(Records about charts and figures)
- - -
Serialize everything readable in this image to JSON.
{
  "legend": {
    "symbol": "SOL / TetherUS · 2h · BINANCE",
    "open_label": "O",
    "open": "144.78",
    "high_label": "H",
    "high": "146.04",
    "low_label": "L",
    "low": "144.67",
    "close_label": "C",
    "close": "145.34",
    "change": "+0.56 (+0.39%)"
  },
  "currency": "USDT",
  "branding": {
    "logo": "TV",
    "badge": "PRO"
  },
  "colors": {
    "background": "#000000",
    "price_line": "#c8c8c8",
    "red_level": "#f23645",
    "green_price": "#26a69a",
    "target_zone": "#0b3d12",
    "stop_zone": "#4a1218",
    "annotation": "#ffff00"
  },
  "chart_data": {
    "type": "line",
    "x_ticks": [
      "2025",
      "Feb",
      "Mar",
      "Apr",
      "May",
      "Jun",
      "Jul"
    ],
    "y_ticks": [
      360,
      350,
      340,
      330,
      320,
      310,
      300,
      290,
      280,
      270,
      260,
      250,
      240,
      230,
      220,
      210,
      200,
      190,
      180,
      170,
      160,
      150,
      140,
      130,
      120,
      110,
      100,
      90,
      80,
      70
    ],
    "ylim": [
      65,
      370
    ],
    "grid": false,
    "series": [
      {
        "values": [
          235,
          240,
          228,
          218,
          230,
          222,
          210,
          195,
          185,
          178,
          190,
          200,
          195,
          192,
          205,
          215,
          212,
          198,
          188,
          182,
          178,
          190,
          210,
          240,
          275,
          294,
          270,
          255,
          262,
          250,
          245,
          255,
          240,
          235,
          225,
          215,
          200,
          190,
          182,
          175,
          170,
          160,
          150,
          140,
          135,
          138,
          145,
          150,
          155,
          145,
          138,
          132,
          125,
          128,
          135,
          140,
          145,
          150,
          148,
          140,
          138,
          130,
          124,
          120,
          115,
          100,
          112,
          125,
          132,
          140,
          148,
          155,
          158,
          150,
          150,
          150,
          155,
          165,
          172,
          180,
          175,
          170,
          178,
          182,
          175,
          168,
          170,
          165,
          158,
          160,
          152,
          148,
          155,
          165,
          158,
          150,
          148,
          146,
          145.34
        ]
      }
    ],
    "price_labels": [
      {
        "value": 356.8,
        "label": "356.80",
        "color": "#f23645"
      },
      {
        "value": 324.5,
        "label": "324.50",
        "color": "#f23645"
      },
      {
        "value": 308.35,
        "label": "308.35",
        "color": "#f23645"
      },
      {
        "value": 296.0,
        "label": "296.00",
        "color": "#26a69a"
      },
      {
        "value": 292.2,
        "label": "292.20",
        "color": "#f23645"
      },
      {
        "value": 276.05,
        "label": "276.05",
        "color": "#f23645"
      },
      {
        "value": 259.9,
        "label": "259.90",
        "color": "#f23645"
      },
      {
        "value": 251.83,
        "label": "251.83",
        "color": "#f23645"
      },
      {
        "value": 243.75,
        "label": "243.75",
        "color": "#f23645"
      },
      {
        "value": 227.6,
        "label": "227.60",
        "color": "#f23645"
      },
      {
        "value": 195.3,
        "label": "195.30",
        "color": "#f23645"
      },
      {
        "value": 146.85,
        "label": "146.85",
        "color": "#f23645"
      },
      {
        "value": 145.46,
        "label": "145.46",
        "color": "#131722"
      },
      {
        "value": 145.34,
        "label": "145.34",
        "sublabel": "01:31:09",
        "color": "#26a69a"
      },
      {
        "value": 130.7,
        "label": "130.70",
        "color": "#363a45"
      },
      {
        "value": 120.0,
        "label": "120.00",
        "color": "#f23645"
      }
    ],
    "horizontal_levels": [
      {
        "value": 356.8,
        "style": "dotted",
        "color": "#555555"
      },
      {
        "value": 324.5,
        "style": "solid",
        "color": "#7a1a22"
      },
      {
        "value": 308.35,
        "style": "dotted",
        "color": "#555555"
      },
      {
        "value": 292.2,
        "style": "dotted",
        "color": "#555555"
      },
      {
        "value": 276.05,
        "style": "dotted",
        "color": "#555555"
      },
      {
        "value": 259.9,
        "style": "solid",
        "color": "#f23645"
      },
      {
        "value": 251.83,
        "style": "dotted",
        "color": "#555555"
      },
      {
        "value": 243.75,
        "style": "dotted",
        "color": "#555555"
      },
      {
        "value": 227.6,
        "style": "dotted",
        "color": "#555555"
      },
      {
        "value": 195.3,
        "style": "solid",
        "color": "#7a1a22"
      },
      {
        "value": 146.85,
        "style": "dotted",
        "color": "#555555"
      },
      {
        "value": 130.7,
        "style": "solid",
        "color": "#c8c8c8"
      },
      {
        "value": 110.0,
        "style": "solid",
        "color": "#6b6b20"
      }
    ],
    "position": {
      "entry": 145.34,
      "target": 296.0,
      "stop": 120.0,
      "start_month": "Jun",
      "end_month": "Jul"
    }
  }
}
- - -
* _Exercise objective_: Each of the records should be retyped exactly.

* _Task answer_:
Serialize everything readable in this image to JSON.
{
  "legend": {
    "symbol": "SOL / TetherUS · 2h · BINANCE",
    "open_label": "O",
    "open": "144.78",
    "high_label": "H",
    "high": "146.04",
    "low_label": "L",
    "low": "144.67",
    "close_label": "C",
    "close": "145.34",
    "change": "+0.56 (+0.39%)"
  },
  "currency": "USDT",
  "branding": {
    "logo": "TV",
    "badge": "PRO"
  },
  "colors": {
    "background": "#000000",
    "price_line": "#c8c8c8",
    "red_level": "#f23645",
    "green_price": "#26a69a",
    "target_zone": "#0b3d12",
    "stop_zone": "#4a1218",
    "annotation": "#ffff00"
  },
  "chart_data": {
    "type": "line",
    "x_ticks": [
      "2025",
      "Feb",
      "Mar",
      "Apr",
      "May",
      "Jun",
      "Jul"
    ],
    "y_ticks": [
      360,
      350,
      340,
      330,
      320,
      310,
      300,
      290,
      280,
      270,
      260,
      250,
      240,
      230,
      220,
      210,
      200,
      190,
      180,
      170,
      160,
      150,
      140,
      130,
      120,
      110,
      100,
      90,
      80,
      70
    ],
    "ylim": [
      65,
      370
    ],
    "grid": false,
    "series": [
      {
        "values": [
          235,
          240,
          228,
          218,
          230,
          222,
          210,
          195,
          185,
          178,
          190,
          200,
          195,
          192,
          205,
          215,
          212,
          198,
          188,
          182,
          178,
          190,
          210,
          240,
          275,
          294,
          270,
          255,
          262,
          250,
          245,
          255,
          240,
          235,
          225,
          215,
          200,
          190,
          182,
          175,
          170,
          160,
          150,
          140,
          135,
          138,
          145,
          150,
          155,
          145,
          138,
          132,
          125,
          128,
          135,
          140,
          145,
          150,
          148,
          140,
          138,
          130,
          124,
          120,
          115,
          100,
          112,
          125,
          132,
          140,
          148,
          155,
          158,
          150,
          150,
          150,
          155,
          165,
          172,
          180,
          175,
          170,
          178,
          182,
          175,
          168,
          170,
          165,
          158,
          160,
          152,
          148,
          155,
          165,
          158,
          150,
          148,
          146,
          145.34
        ]
      }
    ],
    "price_labels": [
      {
        "value": 356.8,
        "label": "356.80",
        "color": "#f23645"
      },
      {
        "value": 324.5,
        "label": "324.50",
        "color": "#f23645"
      },
      {
        "value": 308.35,
        "label": "308.35",
        "color": "#f23645"
      },
      {
        "value": 296.0,
        "label": "296.00",
        "color": "#26a69a"
      },
      {
        "value": 292.2,
        "label": "292.20",
        "color": "#f23645"
      },
      {
        "value": 276.05,
        "label": "276.05",
        "color": "#f23645"
      },
      {
        "value": 259.9,
        "label": "259.90",
        "color": "#f23645"
      },
      {
        "value": 251.83,
        "label": "251.83",
        "color": "#f23645"
      },
      {
        "value": 243.75,
        "label": "243.75",
        "color": "#f23645"
      },
      {
        "value": 227.6,
        "label": "227.60",
        "color": "#f23645"
      },
      {
        "value": 195.3,
        "label": "195.30",
        "color": "#f23645"
      },
      {
        "value": 146.85,
        "label": "146.85",
        "color": "#f23645"
      },
      {
        "value": 145.46,
        "label": "145.46",
        "color": "#131722"
      },
      {
        "value": 145.34,
        "label": "145.34",
        "sublabel": "01:31:09",
        "color": "#26a69a"
      },
      {
        "value": 130.7,
        "label": "130.70",
        "color": "#363a45"
      },
      {
        "value": 120.0,
        "label": "120.00",
        "color": "#f23645"
      }
    ],
    "horizontal_levels": [
      {
        "value": 356.8,
        "style": "dotted",
        "color": "#555555"
      },
      {
        "value": 324.5,
        "style": "solid",
        "color": "#7a1a22"
      },
      {
        "value": 308.35,
        "style": "dotted",
        "color": "#555555"
      },
      {
        "value": 292.2,
        "style": "dotted",
        "color": "#555555"
      },
      {
        "value": 276.05,
        "style": "dotted",
        "color": "#555555"
      },
      {
        "value": 259.9,
        "style": "solid",
        "color": "#f23645"
      },
      {
        "value": 251.83,
        "style": "dotted",
        "color": "#555555"
      },
      {
        "value": 243.75,
        "style": "dotted",
        "color": "#555555"
      },
      {
        "value": 227.6,
        "style": "dotted",
        "color": "#555555"
      },
      {
        "value": 195.3,
        "style": "solid",
        "color": "#7a1a22"
      },
      {
        "value": 146.85,
        "style": "dotted",
        "color": "#555555"
      },
      {
        "value": 130.7,
        "style": "solid",
        "color": "#c8c8c8"
      },
      {
        "value": 110.0,
        "style": "solid",
        "color": "#6b6b20"
      }
    ],
    "position": {
      "entry": 145.34,
      "target": 296.0,
      "stop": 120.0,
      "start_month": "Jun",
      "end_month": "Jul"
    }
  }
}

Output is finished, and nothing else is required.